(Extracted records)
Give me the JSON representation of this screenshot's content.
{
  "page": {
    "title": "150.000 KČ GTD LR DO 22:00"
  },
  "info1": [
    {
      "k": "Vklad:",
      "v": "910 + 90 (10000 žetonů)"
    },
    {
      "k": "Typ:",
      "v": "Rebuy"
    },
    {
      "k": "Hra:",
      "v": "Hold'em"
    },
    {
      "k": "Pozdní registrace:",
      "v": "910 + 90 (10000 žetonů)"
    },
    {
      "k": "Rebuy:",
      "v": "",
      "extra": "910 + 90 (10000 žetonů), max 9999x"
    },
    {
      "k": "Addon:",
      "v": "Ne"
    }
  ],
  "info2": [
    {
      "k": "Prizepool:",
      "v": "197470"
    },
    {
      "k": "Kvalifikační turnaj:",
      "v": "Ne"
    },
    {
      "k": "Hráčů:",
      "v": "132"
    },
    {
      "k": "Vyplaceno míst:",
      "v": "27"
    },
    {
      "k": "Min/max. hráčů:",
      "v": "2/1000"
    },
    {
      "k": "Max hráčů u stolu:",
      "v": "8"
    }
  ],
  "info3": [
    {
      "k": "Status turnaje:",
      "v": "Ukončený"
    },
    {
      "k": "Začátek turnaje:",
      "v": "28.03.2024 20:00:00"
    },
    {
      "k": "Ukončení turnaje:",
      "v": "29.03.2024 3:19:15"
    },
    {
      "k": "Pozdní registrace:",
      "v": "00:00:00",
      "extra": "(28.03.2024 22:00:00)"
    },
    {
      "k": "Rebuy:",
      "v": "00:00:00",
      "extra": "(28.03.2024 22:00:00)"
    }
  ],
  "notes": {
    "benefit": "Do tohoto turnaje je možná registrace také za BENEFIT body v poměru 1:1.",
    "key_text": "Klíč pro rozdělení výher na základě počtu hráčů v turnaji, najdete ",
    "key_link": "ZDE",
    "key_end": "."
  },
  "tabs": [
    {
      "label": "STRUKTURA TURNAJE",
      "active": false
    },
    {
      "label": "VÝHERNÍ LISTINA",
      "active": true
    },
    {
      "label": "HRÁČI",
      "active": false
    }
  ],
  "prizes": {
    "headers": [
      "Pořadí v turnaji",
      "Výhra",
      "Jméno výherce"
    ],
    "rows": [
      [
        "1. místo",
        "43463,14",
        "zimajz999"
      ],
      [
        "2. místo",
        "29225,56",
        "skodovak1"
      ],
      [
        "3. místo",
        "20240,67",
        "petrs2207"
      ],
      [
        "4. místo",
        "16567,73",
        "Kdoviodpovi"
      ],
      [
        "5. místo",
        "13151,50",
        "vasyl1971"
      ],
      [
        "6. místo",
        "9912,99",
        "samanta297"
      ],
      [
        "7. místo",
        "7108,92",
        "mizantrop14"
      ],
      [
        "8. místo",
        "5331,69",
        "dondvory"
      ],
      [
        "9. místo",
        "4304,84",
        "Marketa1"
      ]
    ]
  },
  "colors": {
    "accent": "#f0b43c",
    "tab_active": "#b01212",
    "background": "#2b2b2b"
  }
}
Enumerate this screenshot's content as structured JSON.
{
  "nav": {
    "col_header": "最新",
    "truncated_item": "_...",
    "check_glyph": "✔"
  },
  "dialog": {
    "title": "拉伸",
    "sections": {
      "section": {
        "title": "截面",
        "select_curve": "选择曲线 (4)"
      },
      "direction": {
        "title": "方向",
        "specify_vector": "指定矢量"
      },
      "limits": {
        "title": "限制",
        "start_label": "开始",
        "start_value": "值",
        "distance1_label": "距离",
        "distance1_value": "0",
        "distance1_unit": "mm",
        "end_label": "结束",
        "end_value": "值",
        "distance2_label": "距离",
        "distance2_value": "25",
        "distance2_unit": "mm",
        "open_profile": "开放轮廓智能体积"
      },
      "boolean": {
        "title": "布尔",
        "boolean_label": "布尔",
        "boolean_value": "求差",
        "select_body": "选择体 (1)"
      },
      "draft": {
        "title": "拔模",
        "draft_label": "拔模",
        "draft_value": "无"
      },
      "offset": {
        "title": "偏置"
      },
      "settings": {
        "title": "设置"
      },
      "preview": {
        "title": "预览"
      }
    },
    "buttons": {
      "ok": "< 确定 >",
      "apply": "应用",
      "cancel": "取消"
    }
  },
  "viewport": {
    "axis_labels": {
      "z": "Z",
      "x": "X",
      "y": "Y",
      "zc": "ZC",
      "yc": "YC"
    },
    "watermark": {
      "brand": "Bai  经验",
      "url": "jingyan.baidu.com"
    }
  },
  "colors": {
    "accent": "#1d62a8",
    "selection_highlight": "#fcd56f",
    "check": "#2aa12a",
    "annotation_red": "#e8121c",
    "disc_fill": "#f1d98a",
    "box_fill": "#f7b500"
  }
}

**Objective:** Give the data again, exactly as it stands.

**The result:**
Give me the JSON representation of this screenshot's content.
{
  "page": {
    "title": "150.000 KČ GTD LR DO 22:00"
  },
  "info1": [
    {
      "k": "Vklad:",
      "v": "910 + 90 (10000 žetonů)"
    },
    {
      "k": "Typ:",
      "v": "Rebuy"
    },
    {
      "k": "Hra:",
      "v": "Hold'em"
    },
    {
      "k": "Pozdní registrace:",
      "v": "910 + 90 (10000 žetonů)"
    },
    {
      "k": "Rebuy:",
      "v": "",
      "extra": "910 + 90 (10000 žetonů), max 9999x"
    },
    {
      "k": "Addon:",
      "v": "Ne"
    }
  ],
  "info2": [
    {
      "k": "Prizepool:",
      "v": "197470"
    },
    {
      "k": "Kvalifikační turnaj:",
      "v": "Ne"
    },
    {
      "k": "Hráčů:",
      "v": "132"
    },
    {
      "k": "Vyplaceno míst:",
      "v": "27"
    },
    {
      "k": "Min/max. hráčů:",
      "v": "2/1000"
    },
    {
      "k": "Max hráčů u stolu:",
      "v": "8"
    }
  ],
  "info3": [
    {
      "k": "Status turnaje:",
      "v": "Ukončený"
    },
    {
      "k": "Začátek turnaje:",
      "v": "28.03.2024 20:00:00"
    },
    {
      "k": "Ukončení turnaje:",
      "v": "29.03.2024 3:19:15"
    },
    {
      "k": "Pozdní registrace:",
      "v": "00:00:00",
      "extra": "(28.03.2024 22:00:00)"
    },
    {
      "k": "Rebuy:",
      "v": "00:00:00",
      "extra": "(28.03.2024 22:00:00)"
    }
  ],
  "notes": {
    "benefit": "Do tohoto turnaje je možná registrace také za BENEFIT body v poměru 1:1.",
    "key_text": "Klíč pro rozdělení výher na základě počtu hráčů v turnaji, najdete ",
    "key_link": "ZDE",
    "key_end": "."
  },
  "tabs": [
    {
      "label": "STRUKTURA TURNAJE",
      "active": false
    },
    {
      "label": "VÝHERNÍ LISTINA",
      "active": true
    },
    {
      "label": "HRÁČI",
      "active": false
    }
  ],
  "prizes": {
    "headers": [
      "Pořadí v turnaji",
      "Výhra",
      "Jméno výherce"
    ],
    "rows": [
      [
        "1. místo",
        "43463,14",
        "zimajz999"
      ],
      [
        "2. místo",
        "29225,56",
        "skodovak1"
      ],
      [
        "3. místo",
        "20240,67",
        "petrs2207"
      ],
      [
        "4. místo",
        "16567,73",
        "Kdoviodpovi"
      ],
      [
        "5. místo",
        "13151,50",
        "vasyl1971"
      ],
      [
        "6. místo",
        "9912,99",
        "samanta297"
      ],
      [
        "7. místo",
        "7108,92",
        "mizantrop14"
      ],
      [
        "8. místo",
        "5331,69",
        "dondvory"
      ],
      [
        "9. místo",
        "4304,84",
        "Marketa1"
      ]
    ]
  },
  "colors": {
    "accent": "#f0b43c",
    "tab_active": "#b01212",
    "background": "#2b2b2b"
  }
}
Enumerate this screenshot's content as structured JSON.
{
  "nav": {
    "col_header": "最新",
    "truncated_item": "_...",
    "check_glyph": "✔"
  },
  "dialog": {
    "title": "拉伸",
    "sections": {
      "section": {
        "title": "截面",
        "select_curve": "选择曲线 (4)"
      },
      "direction": {
        "title": "方向",
        "specify_vector": "指定矢量"
      },
      "limits": {
        "title": "限制",
        "start_label": "开始",
        "start_value": "值",
        "distance1_label": "距离",
        "distance1_value": "0",
        "distance1_unit": "mm",
        "end_label": "结束",
        "end_value": "值",
        "distance2_label": "距离",
        "distance2_value": "25",
        "distance2_unit": "mm",
        "open_profile": "开放轮廓智能体积"
      },
      "boolean": {
        "title": "布尔",
        "boolean_label": "布尔",
        "boolean_value": "求差",
        "select_body": "选择体 (1)"
      },
      "draft": {
        "title": "拔模",
        "draft_label": "拔模",
        "draft_value": "无"
      },
      "offset": {
        "title": "偏置"
      },
      "settings": {
        "title": "设置"
      },
      "preview": {
        "title": "预览"
      }
    },
    "buttons": {
      "ok": "< 确定 >",
      "apply": "应用",
      "cancel": "取消"
    }
  },
  "viewport": {
    "axis_labels": {
      "z": "Z",
      "x": "X",
      "y": "Y",
      "zc": "ZC",
      "yc": "YC"
    },
    "watermark": {
      "brand": "Bai  经验",
      "url": "jingyan.baidu.com"
    }
  },
  "colors": {
    "accent": "#1d62a8",
    "selection_highlight": "#fcd56f",
    "check": "#2aa12a",
    "annotation_red": "#e8121c",
    "disc_fill": "#f1d98a",
    "box_fill": "#f7b500"
  }
}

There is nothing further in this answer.